*What you need to do:*
Write out exactly the lines from the one containing "Output a JSON" through the last line of the records below, including both.

[START OF Supplied records]

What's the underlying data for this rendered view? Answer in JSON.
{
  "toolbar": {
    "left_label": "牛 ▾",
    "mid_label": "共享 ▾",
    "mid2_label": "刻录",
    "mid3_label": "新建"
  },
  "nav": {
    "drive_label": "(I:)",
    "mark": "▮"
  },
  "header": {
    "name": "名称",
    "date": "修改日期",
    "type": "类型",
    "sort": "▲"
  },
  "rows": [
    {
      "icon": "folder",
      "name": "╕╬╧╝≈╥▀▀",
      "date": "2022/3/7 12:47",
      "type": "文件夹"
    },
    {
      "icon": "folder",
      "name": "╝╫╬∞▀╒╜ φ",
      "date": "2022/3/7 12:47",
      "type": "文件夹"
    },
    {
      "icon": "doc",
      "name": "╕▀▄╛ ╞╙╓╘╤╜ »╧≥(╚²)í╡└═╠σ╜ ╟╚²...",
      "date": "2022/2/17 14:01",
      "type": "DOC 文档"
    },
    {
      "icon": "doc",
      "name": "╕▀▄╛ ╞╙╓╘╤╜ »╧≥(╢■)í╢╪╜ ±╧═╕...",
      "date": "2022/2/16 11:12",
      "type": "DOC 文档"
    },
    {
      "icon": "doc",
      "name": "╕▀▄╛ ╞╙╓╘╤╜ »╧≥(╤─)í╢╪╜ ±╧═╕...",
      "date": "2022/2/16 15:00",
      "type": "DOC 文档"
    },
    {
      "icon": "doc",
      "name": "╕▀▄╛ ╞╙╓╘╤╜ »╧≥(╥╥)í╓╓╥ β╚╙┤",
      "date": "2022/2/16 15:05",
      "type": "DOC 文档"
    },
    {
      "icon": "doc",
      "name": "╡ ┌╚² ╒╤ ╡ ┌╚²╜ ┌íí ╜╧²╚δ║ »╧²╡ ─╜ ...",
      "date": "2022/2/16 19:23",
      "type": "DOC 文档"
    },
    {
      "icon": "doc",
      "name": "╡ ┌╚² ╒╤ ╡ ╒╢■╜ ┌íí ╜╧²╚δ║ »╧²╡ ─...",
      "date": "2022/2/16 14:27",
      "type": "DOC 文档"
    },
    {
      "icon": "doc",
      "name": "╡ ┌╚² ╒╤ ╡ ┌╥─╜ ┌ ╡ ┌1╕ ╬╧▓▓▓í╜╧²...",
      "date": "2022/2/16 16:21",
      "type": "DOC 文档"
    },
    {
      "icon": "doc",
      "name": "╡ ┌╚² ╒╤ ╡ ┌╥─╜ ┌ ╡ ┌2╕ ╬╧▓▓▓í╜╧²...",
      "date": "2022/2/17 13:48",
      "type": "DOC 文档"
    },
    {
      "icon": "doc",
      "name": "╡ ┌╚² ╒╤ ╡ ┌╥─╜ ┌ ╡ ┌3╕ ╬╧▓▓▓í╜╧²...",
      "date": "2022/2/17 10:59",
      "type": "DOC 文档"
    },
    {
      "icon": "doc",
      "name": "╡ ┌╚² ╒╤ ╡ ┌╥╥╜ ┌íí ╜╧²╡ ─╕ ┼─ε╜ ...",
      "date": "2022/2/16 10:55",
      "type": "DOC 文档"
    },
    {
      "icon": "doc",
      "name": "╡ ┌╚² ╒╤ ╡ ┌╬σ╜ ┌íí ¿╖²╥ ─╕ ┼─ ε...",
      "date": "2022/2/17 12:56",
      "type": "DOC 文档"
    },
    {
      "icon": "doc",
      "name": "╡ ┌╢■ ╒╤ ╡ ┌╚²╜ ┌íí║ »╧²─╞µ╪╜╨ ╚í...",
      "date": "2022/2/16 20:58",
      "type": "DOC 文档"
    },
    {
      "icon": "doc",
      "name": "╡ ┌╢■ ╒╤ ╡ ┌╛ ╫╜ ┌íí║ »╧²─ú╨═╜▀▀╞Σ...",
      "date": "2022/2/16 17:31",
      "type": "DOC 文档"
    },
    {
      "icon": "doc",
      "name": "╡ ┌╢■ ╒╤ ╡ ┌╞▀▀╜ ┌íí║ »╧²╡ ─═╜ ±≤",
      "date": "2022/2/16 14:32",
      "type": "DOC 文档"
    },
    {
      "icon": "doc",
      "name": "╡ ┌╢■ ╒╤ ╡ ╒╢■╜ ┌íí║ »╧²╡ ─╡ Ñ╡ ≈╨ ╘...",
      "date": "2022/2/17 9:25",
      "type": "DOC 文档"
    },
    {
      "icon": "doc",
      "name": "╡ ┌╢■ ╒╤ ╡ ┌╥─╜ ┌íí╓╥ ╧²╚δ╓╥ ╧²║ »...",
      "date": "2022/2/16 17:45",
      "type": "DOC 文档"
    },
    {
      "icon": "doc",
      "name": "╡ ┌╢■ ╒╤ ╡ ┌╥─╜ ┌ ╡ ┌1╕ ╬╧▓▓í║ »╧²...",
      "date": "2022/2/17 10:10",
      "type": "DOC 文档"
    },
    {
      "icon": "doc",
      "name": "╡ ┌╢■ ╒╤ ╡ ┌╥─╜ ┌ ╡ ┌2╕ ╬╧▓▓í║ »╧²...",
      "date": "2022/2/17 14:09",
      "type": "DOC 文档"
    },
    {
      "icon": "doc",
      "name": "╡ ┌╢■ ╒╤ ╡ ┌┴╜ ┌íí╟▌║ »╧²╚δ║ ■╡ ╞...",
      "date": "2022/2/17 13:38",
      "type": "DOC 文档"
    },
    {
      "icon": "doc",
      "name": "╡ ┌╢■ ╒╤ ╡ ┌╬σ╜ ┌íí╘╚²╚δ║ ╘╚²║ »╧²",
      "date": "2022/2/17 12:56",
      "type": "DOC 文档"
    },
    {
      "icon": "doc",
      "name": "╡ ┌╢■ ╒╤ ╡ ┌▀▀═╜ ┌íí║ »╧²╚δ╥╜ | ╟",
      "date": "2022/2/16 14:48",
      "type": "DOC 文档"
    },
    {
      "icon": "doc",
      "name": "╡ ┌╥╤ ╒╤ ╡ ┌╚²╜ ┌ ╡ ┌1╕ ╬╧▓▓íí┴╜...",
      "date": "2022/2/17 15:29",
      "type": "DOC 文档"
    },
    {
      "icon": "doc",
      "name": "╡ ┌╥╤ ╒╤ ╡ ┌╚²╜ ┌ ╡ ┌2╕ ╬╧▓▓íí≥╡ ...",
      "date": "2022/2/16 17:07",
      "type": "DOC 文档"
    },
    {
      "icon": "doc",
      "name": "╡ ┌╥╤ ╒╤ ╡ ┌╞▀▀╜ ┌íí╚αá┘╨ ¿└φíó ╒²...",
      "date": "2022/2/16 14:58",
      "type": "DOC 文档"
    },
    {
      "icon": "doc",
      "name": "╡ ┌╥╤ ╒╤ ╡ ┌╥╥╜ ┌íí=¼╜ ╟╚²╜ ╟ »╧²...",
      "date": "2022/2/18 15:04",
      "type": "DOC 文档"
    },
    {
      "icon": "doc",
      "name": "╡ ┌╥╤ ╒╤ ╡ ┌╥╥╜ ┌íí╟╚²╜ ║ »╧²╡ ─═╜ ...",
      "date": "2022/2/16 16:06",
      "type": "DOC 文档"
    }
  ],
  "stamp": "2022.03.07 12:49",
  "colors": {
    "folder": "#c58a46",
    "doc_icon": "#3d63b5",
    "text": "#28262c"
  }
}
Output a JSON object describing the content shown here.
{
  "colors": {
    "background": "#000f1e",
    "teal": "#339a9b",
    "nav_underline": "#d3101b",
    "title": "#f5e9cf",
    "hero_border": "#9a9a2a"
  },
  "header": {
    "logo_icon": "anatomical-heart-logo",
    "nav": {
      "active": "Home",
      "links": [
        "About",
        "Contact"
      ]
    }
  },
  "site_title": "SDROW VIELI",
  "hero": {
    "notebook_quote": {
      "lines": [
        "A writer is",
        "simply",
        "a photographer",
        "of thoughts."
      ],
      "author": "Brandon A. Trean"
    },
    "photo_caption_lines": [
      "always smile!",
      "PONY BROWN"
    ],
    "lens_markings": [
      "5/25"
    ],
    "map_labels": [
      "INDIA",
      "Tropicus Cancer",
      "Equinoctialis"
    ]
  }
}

[END OF Supplied records]

*Written answer:*
Output a JSON object describing the content shown here.
{
  "colors": {
    "background": "#000f1e",
    "teal": "#339a9b",
    "nav_underline": "#d3101b",
    "title": "#f5e9cf",
    "hero_border": "#9a9a2a"
  },
  "header": {
    "logo_icon": "anatomical-heart-logo",
    "nav": {
      "active": "Home",
      "links": [
        "About",
        "Contact"
      ]
    }
  },
  "site_title": "SDROW VIELI",
  "hero": {
    "notebook_quote": {
      "lines": [
        "A writer is",
        "simply",
        "a photographer",
        "of thoughts."
      ],
      "author": "Brandon A. Trean"
    },
    "photo_caption_lines": [
      "always smile!",
      "PONY BROWN"
    ],
    "lens_markings": [
      "5/25"
    ],
    "map_labels": [
      "INDIA",
      "Tropicus Cancer",
      "Equinoctialis"
    ]
  }
}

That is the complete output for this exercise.